(Provided data):
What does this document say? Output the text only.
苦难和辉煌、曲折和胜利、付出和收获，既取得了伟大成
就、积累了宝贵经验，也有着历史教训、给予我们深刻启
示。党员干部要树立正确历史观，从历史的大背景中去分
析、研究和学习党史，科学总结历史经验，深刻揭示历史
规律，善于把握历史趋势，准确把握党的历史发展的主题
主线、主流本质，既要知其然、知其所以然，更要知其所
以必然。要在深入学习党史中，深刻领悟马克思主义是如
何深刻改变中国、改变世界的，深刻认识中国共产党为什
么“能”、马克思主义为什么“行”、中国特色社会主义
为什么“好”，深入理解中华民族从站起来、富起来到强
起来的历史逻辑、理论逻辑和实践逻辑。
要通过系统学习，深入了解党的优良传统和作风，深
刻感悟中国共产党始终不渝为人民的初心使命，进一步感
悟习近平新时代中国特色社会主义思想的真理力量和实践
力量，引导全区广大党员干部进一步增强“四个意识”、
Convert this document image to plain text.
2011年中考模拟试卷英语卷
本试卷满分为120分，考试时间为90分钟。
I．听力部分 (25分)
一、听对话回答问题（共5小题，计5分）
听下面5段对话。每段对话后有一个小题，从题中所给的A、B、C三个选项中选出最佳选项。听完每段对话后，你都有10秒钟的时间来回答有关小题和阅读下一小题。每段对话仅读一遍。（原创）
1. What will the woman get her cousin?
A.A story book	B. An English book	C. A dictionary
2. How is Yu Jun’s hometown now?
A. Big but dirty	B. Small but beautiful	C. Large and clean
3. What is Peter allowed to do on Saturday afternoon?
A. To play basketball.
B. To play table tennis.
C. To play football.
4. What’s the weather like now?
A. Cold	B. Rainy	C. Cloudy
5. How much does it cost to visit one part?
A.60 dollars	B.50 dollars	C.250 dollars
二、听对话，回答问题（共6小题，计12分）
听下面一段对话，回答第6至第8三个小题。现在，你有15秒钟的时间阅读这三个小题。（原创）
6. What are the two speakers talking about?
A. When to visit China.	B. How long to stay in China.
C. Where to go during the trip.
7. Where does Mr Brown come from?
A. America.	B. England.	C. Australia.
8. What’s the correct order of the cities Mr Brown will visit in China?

(What is expected): Set down nothing but the lines from the one with "Convert this document image to plain text." through the end of the records, keeping each line exactly as written and including both ends.

(The completed task):
Convert this document image to plain text.
2011年中考模拟试卷英语卷
本试卷满分为120分，考试时间为90分钟。
I．听力部分 (25分)
一、听对话回答问题（共5小题，计5分）
听下面5段对话。每段对话后有一个小题，从题中所给的A、B、C三个选项中选出最佳选项。听完每段对话后，你都有10秒钟的时间来回答有关小题和阅读下一小题。每段对话仅读一遍。（原创）
1. What will the woman get her cousin?
A.A story book	B. An English book	C. A dictionary
2. How is Yu Jun’s hometown now?
A. Big but dirty	B. Small but beautiful	C. Large and clean
3. What is Peter allowed to do on Saturday afternoon?
A. To play basketball.
B. To play table tennis.
C. To play football.
4. What’s the weather like now?
A. Cold	B. Rainy	C. Cloudy
5. How much does it cost to visit one part?
A.60 dollars	B.50 dollars	C.250 dollars
二、听对话，回答问题（共6小题，计12分）
听下面一段对话，回答第6至第8三个小题。现在，你有15秒钟的时间阅读这三个小题。（原创）
6. What are the two speakers talking about?
A. When to visit China.	B. How long to stay in China.
C. Where to go during the trip.
7. Where does Mr Brown come from?
A. America.	B. England.	C. Australia.
8. What’s the correct order of the cities Mr Brown will visit in China?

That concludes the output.